# TASK DIRECTIONS:
Your task is to reproduce the material exactly.

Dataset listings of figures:
========
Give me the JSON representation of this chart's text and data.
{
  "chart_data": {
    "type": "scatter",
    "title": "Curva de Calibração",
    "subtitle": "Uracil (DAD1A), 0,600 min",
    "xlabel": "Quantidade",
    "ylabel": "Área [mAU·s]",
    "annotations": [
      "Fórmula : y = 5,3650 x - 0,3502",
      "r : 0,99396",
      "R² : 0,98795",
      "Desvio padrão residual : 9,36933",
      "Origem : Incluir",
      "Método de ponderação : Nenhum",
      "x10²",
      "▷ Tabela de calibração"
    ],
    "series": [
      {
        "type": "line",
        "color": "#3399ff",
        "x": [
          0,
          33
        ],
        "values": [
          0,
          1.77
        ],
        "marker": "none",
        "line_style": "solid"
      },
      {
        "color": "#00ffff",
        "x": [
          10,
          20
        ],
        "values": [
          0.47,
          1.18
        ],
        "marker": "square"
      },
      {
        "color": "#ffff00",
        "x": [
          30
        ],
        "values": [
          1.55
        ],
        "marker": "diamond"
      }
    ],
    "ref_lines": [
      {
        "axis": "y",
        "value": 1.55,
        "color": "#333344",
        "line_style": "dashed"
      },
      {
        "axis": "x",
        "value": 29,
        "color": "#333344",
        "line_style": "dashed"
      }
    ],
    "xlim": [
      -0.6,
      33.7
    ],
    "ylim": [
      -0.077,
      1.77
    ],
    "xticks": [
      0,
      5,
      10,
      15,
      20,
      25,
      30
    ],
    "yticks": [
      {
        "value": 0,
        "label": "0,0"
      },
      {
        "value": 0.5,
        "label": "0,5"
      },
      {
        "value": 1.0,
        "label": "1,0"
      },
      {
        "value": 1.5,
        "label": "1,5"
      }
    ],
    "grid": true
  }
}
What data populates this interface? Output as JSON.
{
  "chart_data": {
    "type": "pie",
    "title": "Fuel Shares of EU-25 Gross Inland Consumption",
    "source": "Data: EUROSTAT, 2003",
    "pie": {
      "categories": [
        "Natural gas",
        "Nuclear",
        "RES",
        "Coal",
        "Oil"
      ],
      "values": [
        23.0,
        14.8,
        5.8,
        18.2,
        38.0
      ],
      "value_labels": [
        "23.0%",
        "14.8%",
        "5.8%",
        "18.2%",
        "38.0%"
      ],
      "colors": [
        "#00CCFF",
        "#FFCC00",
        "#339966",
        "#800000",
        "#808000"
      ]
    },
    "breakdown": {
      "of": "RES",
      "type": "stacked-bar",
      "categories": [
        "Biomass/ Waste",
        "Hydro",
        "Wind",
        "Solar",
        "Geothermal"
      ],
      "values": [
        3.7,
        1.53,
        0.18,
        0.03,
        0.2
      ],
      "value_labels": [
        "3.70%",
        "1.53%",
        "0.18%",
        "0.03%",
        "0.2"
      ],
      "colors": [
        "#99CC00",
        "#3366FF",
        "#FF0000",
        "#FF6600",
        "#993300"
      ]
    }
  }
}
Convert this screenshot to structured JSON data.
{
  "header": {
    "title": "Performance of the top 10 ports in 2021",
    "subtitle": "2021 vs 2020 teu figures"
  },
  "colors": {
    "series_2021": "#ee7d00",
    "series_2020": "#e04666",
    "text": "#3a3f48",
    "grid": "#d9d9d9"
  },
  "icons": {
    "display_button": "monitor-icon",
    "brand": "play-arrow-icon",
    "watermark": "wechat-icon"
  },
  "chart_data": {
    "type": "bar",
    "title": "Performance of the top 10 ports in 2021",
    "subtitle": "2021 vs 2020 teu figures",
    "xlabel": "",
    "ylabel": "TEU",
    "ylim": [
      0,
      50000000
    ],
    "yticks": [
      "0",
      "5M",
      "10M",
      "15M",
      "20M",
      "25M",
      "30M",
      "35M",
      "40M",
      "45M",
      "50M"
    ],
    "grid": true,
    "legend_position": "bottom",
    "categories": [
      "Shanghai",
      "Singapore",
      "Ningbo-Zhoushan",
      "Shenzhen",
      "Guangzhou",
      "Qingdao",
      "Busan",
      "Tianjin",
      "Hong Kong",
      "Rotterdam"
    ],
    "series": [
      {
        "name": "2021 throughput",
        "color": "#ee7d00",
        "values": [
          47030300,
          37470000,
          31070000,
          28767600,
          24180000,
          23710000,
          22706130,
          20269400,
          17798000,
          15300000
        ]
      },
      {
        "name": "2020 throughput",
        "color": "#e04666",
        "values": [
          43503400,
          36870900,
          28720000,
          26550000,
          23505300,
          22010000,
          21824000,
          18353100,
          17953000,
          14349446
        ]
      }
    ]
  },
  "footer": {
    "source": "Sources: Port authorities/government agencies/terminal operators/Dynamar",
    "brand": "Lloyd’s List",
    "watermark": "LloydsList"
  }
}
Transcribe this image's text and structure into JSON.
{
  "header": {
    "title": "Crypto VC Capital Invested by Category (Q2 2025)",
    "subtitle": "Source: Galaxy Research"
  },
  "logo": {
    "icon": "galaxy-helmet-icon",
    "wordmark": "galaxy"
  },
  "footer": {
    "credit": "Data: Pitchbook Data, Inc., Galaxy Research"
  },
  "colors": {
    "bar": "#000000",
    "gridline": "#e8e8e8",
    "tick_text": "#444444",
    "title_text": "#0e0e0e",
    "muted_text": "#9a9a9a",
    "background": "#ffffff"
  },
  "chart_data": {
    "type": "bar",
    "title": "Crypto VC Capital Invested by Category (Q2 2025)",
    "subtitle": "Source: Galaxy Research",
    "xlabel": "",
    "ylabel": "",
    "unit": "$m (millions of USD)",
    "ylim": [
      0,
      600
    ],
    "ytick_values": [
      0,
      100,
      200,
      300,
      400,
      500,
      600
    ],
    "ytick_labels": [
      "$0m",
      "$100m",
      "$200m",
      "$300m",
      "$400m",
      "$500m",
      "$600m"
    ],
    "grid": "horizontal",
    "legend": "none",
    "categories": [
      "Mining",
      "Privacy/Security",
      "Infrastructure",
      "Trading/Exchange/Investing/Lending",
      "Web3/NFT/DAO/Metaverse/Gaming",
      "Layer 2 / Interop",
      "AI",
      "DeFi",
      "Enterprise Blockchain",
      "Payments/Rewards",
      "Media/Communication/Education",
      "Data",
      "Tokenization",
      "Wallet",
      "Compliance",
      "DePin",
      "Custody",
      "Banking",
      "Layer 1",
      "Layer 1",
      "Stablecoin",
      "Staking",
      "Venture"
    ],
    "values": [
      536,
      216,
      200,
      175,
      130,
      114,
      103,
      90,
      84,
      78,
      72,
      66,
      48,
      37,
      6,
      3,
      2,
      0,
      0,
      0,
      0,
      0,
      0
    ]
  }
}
========
# THE RESULT:
Give me the JSON representation of this chart's text and data.
{
  "chart_data": {
    "type": "scatter",
    "title": "Curva de Calibração",
    "subtitle": "Uracil (DAD1A), 0,600 min",
    "xlabel": "Quantidade",
    "ylabel": "Área [mAU·s]",
    "annotations": [
      "Fórmula : y = 5,3650 x - 0,3502",
      "r : 0,99396",
      "R² : 0,98795",
      "Desvio padrão residual : 9,36933",
      "Origem : Incluir",
      "Método de ponderação : Nenhum",
      "x10²",
      "▷ Tabela de calibração"
    ],
    "series": [
      {
        "type": "line",
        "color": "#3399ff",
        "x": [
          0,
          33
        ],
        "values": [
          0,
          1.77
        ],
        "marker": "none",
        "line_style": "solid"
      },
      {
        "color": "#00ffff",
        "x": [
          10,
          20
        ],
        "values": [
          0.47,
          1.18
        ],
        "marker": "square"
      },
      {
        "color": "#ffff00",
        "x": [
          30
        ],
        "values": [
          1.55
        ],
        "marker": "diamond"
      }
    ],
    "ref_lines": [
      {
        "axis": "y",
        "value": 1.55,
        "color": "#333344",
        "line_style": "dashed"
      },
      {
        "axis": "x",
        "value": 29,
        "color": "#333344",
        "line_style": "dashed"
      }
    ],
    "xlim": [
      -0.6,
      33.7
    ],
    "ylim": [
      -0.077,
      1.77
    ],
    "xticks": [
      0,
      5,
      10,
      15,
      20,
      25,
      30
    ],
    "yticks": [
      {
        "value": 0,
        "label": "0,0"
      },
      {
        "value": 0.5,
        "label": "0,5"
      },
      {
        "value": 1.0,
        "label": "1,0"
      },
      {
        "value": 1.5,
        "label": "1,5"
      }
    ],
    "grid": true
  }
}
What data populates this interface? Output as JSON.
{
  "chart_data": {
    "type": "pie",
    "title": "Fuel Shares of EU-25 Gross Inland Consumption",
    "source": "Data: EUROSTAT, 2003",
    "pie": {
      "categories": [
        "Natural gas",
        "Nuclear",
        "RES",
        "Coal",
        "Oil"
      ],
      "values": [
        23.0,
        14.8,
        5.8,
        18.2,
        38.0
      ],
      "value_labels": [
        "23.0%",
        "14.8%",
        "5.8%",
        "18.2%",
        "38.0%"
      ],
      "colors": [
        "#00CCFF",
        "#FFCC00",
        "#339966",
        "#800000",
        "#808000"
      ]
    },
    "breakdown": {
      "of": "RES",
      "type": "stacked-bar",
      "categories": [
        "Biomass/ Waste",
        "Hydro",
        "Wind",
        "Solar",
        "Geothermal"
      ],
      "values": [
        3.7,
        1.53,
        0.18,
        0.03,
        0.2
      ],
      "value_labels": [
        "3.70%",
        "1.53%",
        "0.18%",
        "0.03%",
        "0.2"
      ],
      "colors": [
        "#99CC00",
        "#3366FF",
        "#FF0000",
        "#FF6600",
        "#993300"
      ]
    }
  }
}
Convert this screenshot to structured JSON data.
{
  "header": {
    "title": "Performance of the top 10 ports in 2021",
    "subtitle": "2021 vs 2020 teu figures"
  },
  "colors": {
    "series_2021": "#ee7d00",
    "series_2020": "#e04666",
    "text": "#3a3f48",
    "grid": "#d9d9d9"
  },
  "icons": {
    "display_button": "monitor-icon",
    "brand": "play-arrow-icon",
    "watermark": "wechat-icon"
  },
  "chart_data": {
    "type": "bar",
    "title": "Performance of the top 10 ports in 2021",
    "subtitle": "2021 vs 2020 teu figures",
    "xlabel": "",
    "ylabel": "TEU",
    "ylim": [
      0,
      50000000
    ],
    "yticks": [
      "0",
      "5M",
      "10M",
      "15M",
      "20M",
      "25M",
      "30M",
      "35M",
      "40M",
      "45M",
      "50M"
    ],
    "grid": true,
    "legend_position": "bottom",
    "categories": [
      "Shanghai",
      "Singapore",
      "Ningbo-Zhoushan",
      "Shenzhen",
      "Guangzhou",
      "Qingdao",
      "Busan",
      "Tianjin",
      "Hong Kong",
      "Rotterdam"
    ],
    "series": [
      {
        "name": "2021 throughput",
        "color": "#ee7d00",
        "values": [
          47030300,
          37470000,
          31070000,
          28767600,
          24180000,
          23710000,
          22706130,
          20269400,
          17798000,
          15300000
        ]
      },
      {
        "name": "2020 throughput",
        "color": "#e04666",
        "values": [
          43503400,
          36870900,
          28720000,
          26550000,
          23505300,
          22010000,
          21824000,
          18353100,
          17953000,
          14349446
        ]
      }
    ]
  },
  "footer": {
    "source": "Sources: Port authorities/government agencies/terminal operators/Dynamar",
    "brand": "Lloyd’s List",
    "watermark": "LloydsList"
  }
}
Transcribe this image's text and structure into JSON.
{
  "header": {
    "title": "Crypto VC Capital Invested by Category (Q2 2025)",
    "subtitle": "Source: Galaxy Research"
  },
  "logo": {
    "icon": "galaxy-helmet-icon",
    "wordmark": "galaxy"
  },
  "footer": {
    "credit": "Data: Pitchbook Data, Inc., Galaxy Research"
  },
  "colors": {
    "bar": "#000000",
    "gridline": "#e8e8e8",
    "tick_text": "#444444",
    "title_text": "#0e0e0e",
    "muted_text": "#9a9a9a",
    "background": "#ffffff"
  },
  "chart_data": {
    "type": "bar",
    "title": "Crypto VC Capital Invested by Category (Q2 2025)",
    "subtitle": "Source: Galaxy Research",
    "xlabel": "",
    "ylabel": "",
    "unit": "$m (millions of USD)",
    "ylim": [
      0,
      600
    ],
    "ytick_values": [
      0,
      100,
      200,
      300,
      400,
      500,
      600
    ],
    "ytick_labels": [
      "$0m",
      "$100m",
      "$200m",
      "$300m",
      "$400m",
      "$500m",
      "$600m"
    ],
    "grid": "horizontal",
    "legend": "none",
    "categories": [
      "Mining",
      "Privacy/Security",
      "Infrastructure",
      "Trading/Exchange/Investing/Lending",
      "Web3/NFT/DAO/Metaverse/Gaming",
      "Layer 2 / Interop",
      "AI",
      "DeFi",
      "Enterprise Blockchain",
      "Payments/Rewards",
      "Media/Communication/Education",
      "Data",
      "Tokenization",
      "Wallet",
      "Compliance",
      "DePin",
      "Custody",
      "Banking",
      "Layer 1",
      "Layer 1",
      "Stablecoin",
      "Staking",
      "Venture"
    ],
    "values": [
      536,
      216,
      200,
      175,
      130,
      114,
      103,
      90,
      84,
      78,
      72,
      66,
      48,
      37,
      6,
      3,
      2,
      0,
      0,
      0,
      0,
      0,
      0
    ]
  }
}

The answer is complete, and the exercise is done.